### Problem A
Write out the records exactly as they stand, starting at the line that contains "svg-text:I-90 Express Lane: I-90" and ending at the line that contains "svg-text:60: 60 (446, 195, 456, 205)", with both of those lines included.
|---|
Explore
Also Available in:
iStockphotoglobe

Isaiah 40:22 and the shape of the earth

by

The first line of Isaiah 40:22 reads, “It is he [i.e. God] who sits above the circle of the earth.” Some have argued from this that Scripture teaches the earth to be a flat disc, rather than a globe. However, even if the original Hebrew is correctly understood to refer to a circle, this doesn’t necessarily indicate something flat; a sphere appears as a circle when seen from above—and indeed from whatever direction it is viewed. Moreover, there is good reason to believe that the word translated ‘circle’ might be better translated ‘sphere’.

The Hebrew word in question is khûg (חוּג) which is also found in Job 22:14 where, in many Bible versions, it is translated ‘vault’. For example, the New American Standard Bible reads, “Clouds are a hiding place for Him, so that He cannot see; and He walks on the vault of heaven.” Clearly ‘vault’ carries the sense of something three-dimensional and is given as the primary meaning of khûg in the well-known Brown-Driver-Briggs Hebrew and English Lexicon.1 In modern Hebrew, a sphere is denoted by khûg, along with kaddur, galgal, and mazzal.2 In Arabic (another Semitic language), kura means ball and is the word used in the Van Dyck-Boustani Arabic Bible (1865) to translate khûg in Isaiah 40:22.
|---|
### Problem B
Based on the article on Isaiah 40:22, say whether each statement below agrees with the text. Answer yes or no, and quote the deciding words.
(i) In many Bible versions, khûg in Job 22:14 is translated ‘vault’.
(ii) In modern Hebrew, khûg is the only word that denotes a sphere.
(iii) The New American Standard Bible uses the word ‘circle’ in Job 22:14.

### Listing
|---|
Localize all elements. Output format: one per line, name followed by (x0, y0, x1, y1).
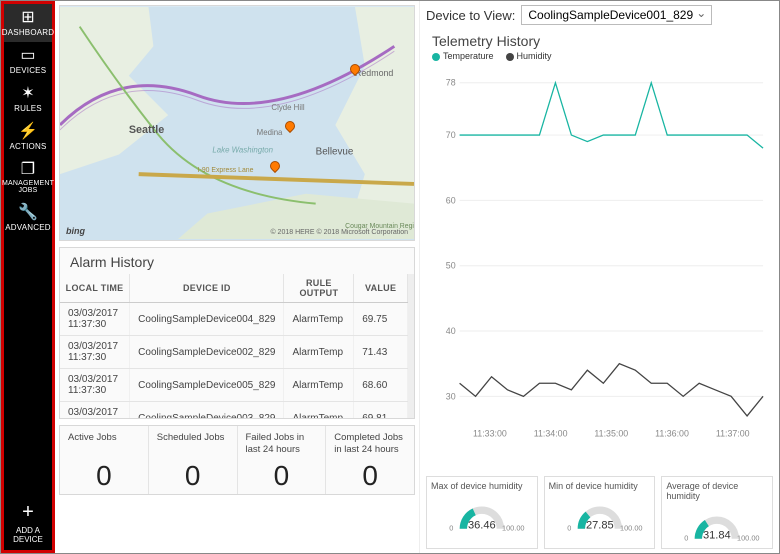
svg-text:I-90 Express Lane: I-90 Express Lane (198, 167, 254, 174)
job-count: 0 (246, 460, 318, 492)
telemetry-chart: Telemetry History Temperature Humidity 3… (426, 31, 773, 472)
svg-text:0: 0 (567, 524, 571, 533)
advanced-icon: 🔧 (18, 205, 38, 221)
svg-text:60: 60 (446, 195, 456, 205)
svg-text:100.00: 100.00 (737, 534, 760, 543)
actions-icon: ⚡ (18, 124, 38, 140)
map-provider: bing (66, 226, 85, 236)
job-completed: Completed Jobs in last 24 hours0 (326, 426, 414, 494)
col-local-time[interactable]: LOCAL TIME (60, 274, 130, 303)
col-value[interactable]: VALUE (354, 274, 408, 303)
sidebar-item-label: MANAGEMENT JOBS (2, 180, 54, 194)
sidebar-item-label: DEVICES (10, 66, 47, 75)
svg-text:Bellevue: Bellevue (316, 146, 354, 157)
chart-legend: Temperature Humidity (432, 51, 767, 61)
chart-title: Telemetry History (432, 33, 767, 49)
col-rule-output[interactable]: RULE OUTPUT (284, 274, 354, 303)
sidebar-item-actions[interactable]: ⚡ ACTIONS (4, 118, 52, 156)
svg-text:78: 78 (446, 78, 456, 88)
table-row[interactable]: 03/03/2017 11:37:29CoolingSampleDevice00… (60, 402, 408, 419)
device-select[interactable]: CoolingSampleDevice001_829 (521, 5, 712, 25)
chart-svg: 30 40 50 60 70 78 11:33:00 11:34:00 11:35:00 11:3… (432, 63, 767, 443)
svg-text:70: 70 (446, 130, 456, 140)
gauges-row: Max of device humidity 36.460100.00 Min … (426, 476, 773, 549)
dashboard-icon: ⊞ (21, 10, 35, 26)
table-row[interactable]: 03/03/2017 11:37:30CoolingSampleDevice00… (60, 303, 408, 336)
alarm-history-title: Alarm History (60, 248, 414, 274)
job-failed: Failed Jobs in last 24 hours0 (238, 426, 327, 494)
svg-text:31.84: 31.84 (703, 530, 731, 542)
svg-text:11:36:00: 11:36:00 (655, 428, 689, 438)
sidebar-item-dashboard[interactable]: ⊞ DASHBOARD (4, 4, 52, 42)
svg-text:Lake Washington: Lake Washington (212, 146, 273, 155)
sidebar-item-label: ADD A DEVICE (4, 526, 52, 544)
sidebar-item-rules[interactable]: ✶ RULES (4, 80, 52, 118)
device-select-label: Device to View: (426, 8, 515, 23)
svg-text:100.00: 100.00 (502, 524, 525, 533)
sidebar-item-management-jobs[interactable]: ❐ MANAGEMENT JOBS (4, 156, 52, 199)
svg-text:11:37:00: 11:37:00 (716, 428, 750, 438)
jobs-panel: Active Jobs0 Scheduled Jobs0 Failed Jobs… (59, 425, 415, 495)
svg-text:40: 40 (446, 326, 456, 336)
sidebar-item-label: RULES (14, 104, 42, 113)
svg-text:11:34:00: 11:34:00 (534, 428, 568, 438)
table-row[interactable]: 03/03/2017 11:37:30CoolingSampleDevice00… (60, 336, 408, 369)
job-count: 0 (334, 460, 406, 492)
job-scheduled: Scheduled Jobs0 (149, 426, 238, 494)
devices-icon: ▭ (20, 48, 35, 64)
sidebar-item-advanced[interactable]: 🔧 ADVANCED (4, 199, 52, 237)
sidebar-item-devices[interactable]: ▭ DEVICES (4, 42, 52, 80)
sidebar-item-label: ACTIONS (10, 142, 47, 151)
add-device-button[interactable]: + ADD A DEVICE (4, 497, 52, 550)
map-copyright: © 2018 HERE © 2018 Microsoft Corporation (270, 229, 408, 236)
job-count: 0 (157, 460, 229, 492)
svg-text:Seattle: Seattle (129, 124, 164, 136)
svg-text:Medina: Medina (257, 128, 283, 137)
svg-text:50: 50 (446, 261, 456, 271)
col-device-id[interactable]: DEVICE ID (130, 274, 284, 303)
alarm-history-panel: Alarm History LOCAL TIME DEVICE ID RULE … (59, 247, 415, 419)
jobs-icon: ❐ (21, 162, 36, 178)
svg-text:30: 30 (446, 391, 456, 401)
job-active: Active Jobs0 (60, 426, 149, 494)
map-panel[interactable]: Seattle Bellevue Redmond Clyde Hill Medi… (59, 5, 415, 241)
rules-icon: ✶ (21, 86, 35, 102)
svg-text:11:33:00: 11:33:00 (473, 428, 507, 438)
gauge-avg-humidity: Average of device humidity 31.840100.00 (661, 476, 773, 549)
main: Seattle Bellevue Redmond Clyde Hill Medi… (55, 1, 779, 553)
sidebar-item-label: DASHBOARD (2, 28, 54, 37)
svg-text:11:35:00: 11:35:00 (594, 428, 628, 438)
legend-dot-humidity (506, 53, 514, 61)
plus-icon: + (22, 501, 34, 524)
gauge-max-humidity: Max of device humidity 36.460100.00 (426, 476, 538, 549)
legend-dot-temperature (432, 53, 440, 61)
job-count: 0 (68, 460, 140, 492)
sidebar: ⊞ DASHBOARD ▭ DEVICES ✶ RULES ⚡ ACTIONS ❐ MAN… (1, 1, 55, 553)
svg-text:27.85: 27.85 (586, 520, 614, 532)
svg-text:Redmond: Redmond (355, 68, 393, 78)
sidebar-item-label: ADVANCED (5, 223, 50, 232)
svg-text:0: 0 (449, 524, 453, 533)
svg-text:100.00: 100.00 (620, 524, 643, 533)
gauge-min-humidity: Min of device humidity 27.850100.00 (544, 476, 656, 549)
svg-text:Clyde Hill: Clyde Hill (271, 103, 304, 112)
svg-text:0: 0 (685, 534, 689, 543)
svg-text:36.46: 36.46 (468, 520, 496, 532)
scrollbar[interactable] (408, 274, 414, 418)
alarm-table: LOCAL TIME DEVICE ID RULE OUTPUT VALUE 0… (60, 274, 408, 418)
device-selector-row: Device to View: CoolingSampleDevice001_8… (426, 5, 773, 27)
table-row[interactable]: 03/03/2017 11:37:30CoolingSampleDevice00… (60, 369, 408, 402)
|---|
### Written answer A
svg-text:I-90 Express Lane: I-90 Express Lane (198, 167, 254, 174)
job-count: 0 (246, 460, 318, 492)
telemetry-chart: Telemetry History Temperature Humidity 3… (426, 31, 773, 472)
svg-text:0: 0 (567, 524, 571, 533)
advanced-icon: 🔧 (18, 205, 38, 221)
svg-text:60: 60 (446, 195, 456, 205)

### Written answer B
(i) Yes: "which is also found in Job 22:14 where, in many Bible versions, it is translated ‘vault’."
(ii) No: "In modern Hebrew, a sphere is denoted by khûg, along with kaddur, galgal, and mazzal."
(iii) No: "and He walks on the vault of heaven."